# DATA SUPPLIED:
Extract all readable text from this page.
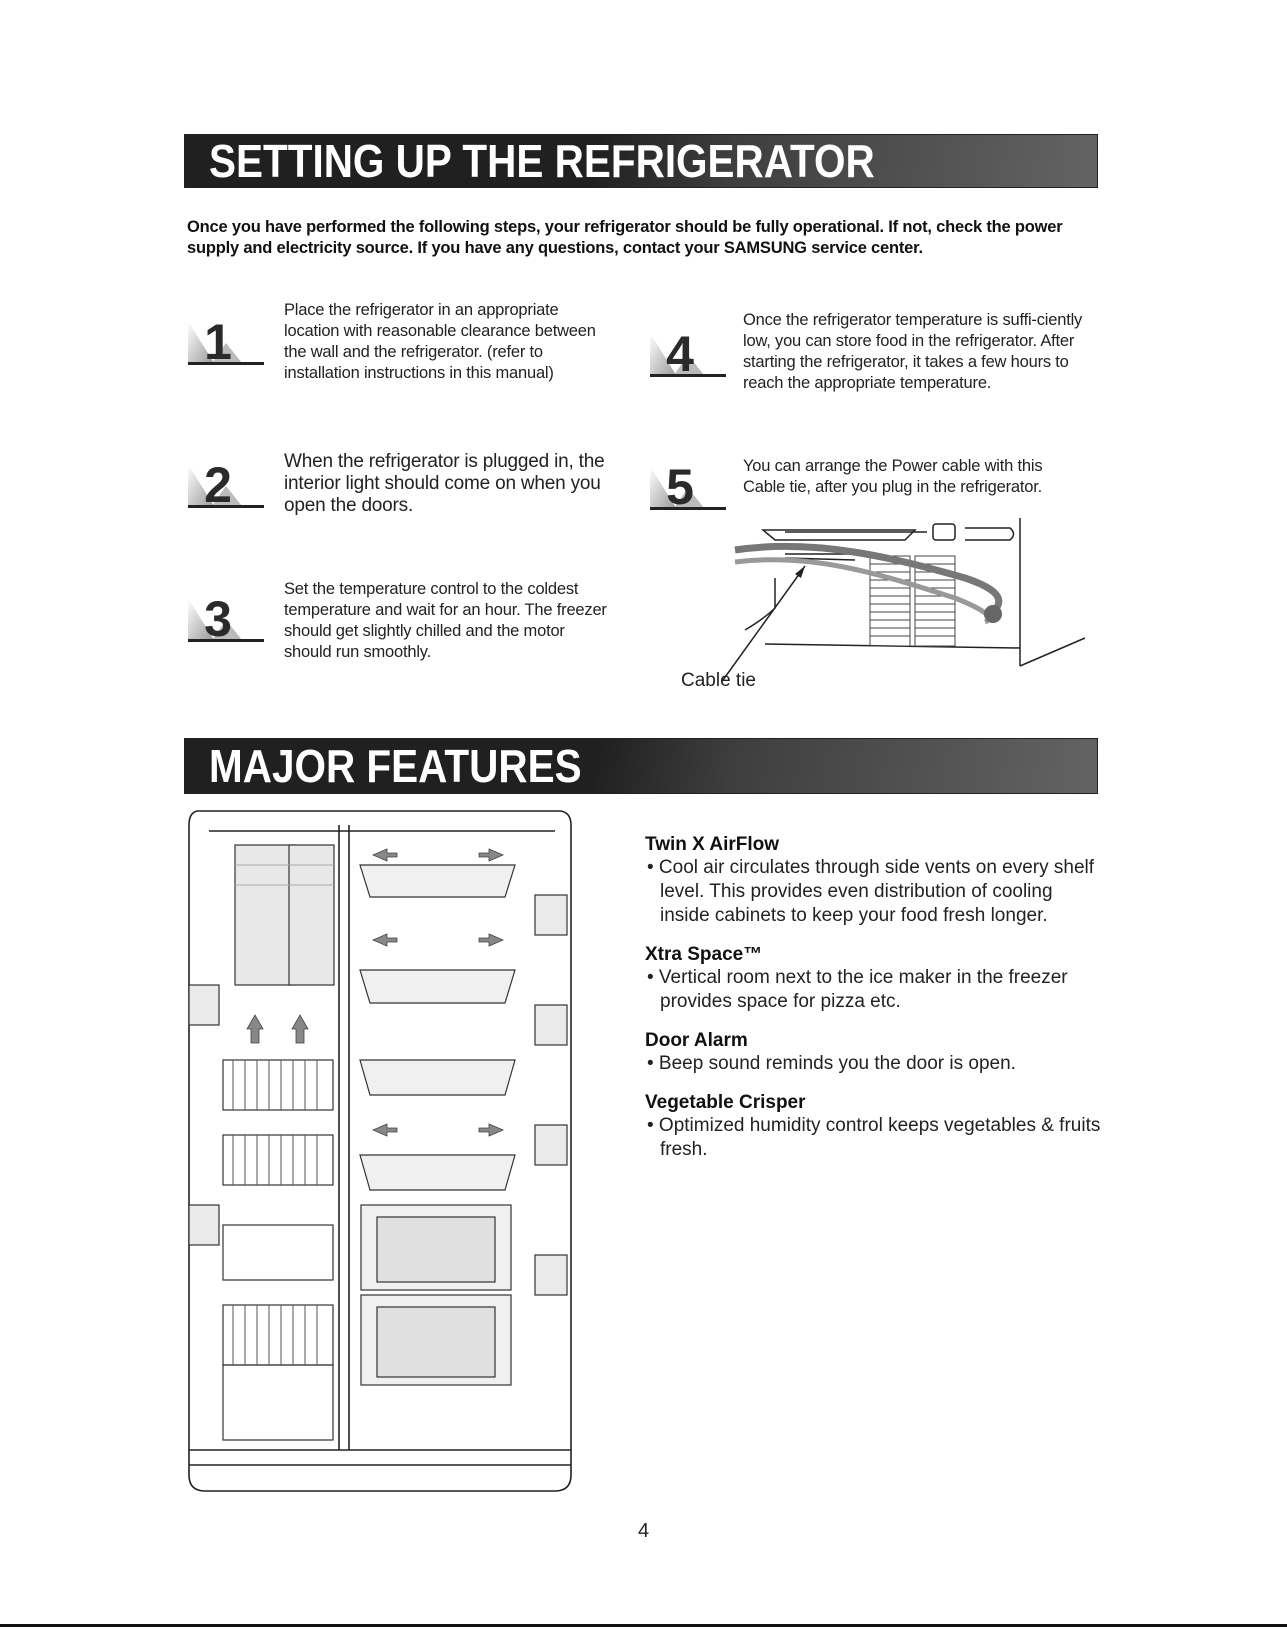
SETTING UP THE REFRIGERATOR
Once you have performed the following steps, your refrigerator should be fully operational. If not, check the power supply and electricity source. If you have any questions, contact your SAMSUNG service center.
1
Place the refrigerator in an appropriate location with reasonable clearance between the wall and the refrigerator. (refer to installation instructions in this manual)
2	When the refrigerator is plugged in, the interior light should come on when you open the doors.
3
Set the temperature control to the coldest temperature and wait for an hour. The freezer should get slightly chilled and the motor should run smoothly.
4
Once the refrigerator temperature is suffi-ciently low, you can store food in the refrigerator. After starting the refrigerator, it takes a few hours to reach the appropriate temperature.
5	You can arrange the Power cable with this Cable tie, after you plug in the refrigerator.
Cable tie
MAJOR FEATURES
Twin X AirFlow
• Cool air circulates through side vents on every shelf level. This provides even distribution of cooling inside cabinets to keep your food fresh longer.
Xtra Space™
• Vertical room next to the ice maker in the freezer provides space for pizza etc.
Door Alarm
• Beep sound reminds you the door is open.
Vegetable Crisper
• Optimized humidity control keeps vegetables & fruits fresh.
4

# EXERCISE DIRECTIONS:
Select all lines in the listing that include the word "Cable".

# FULL ANSWER:
5	You can arrange the Power cable with this Cable tie, after you plug in the refrigerator.
Cable tie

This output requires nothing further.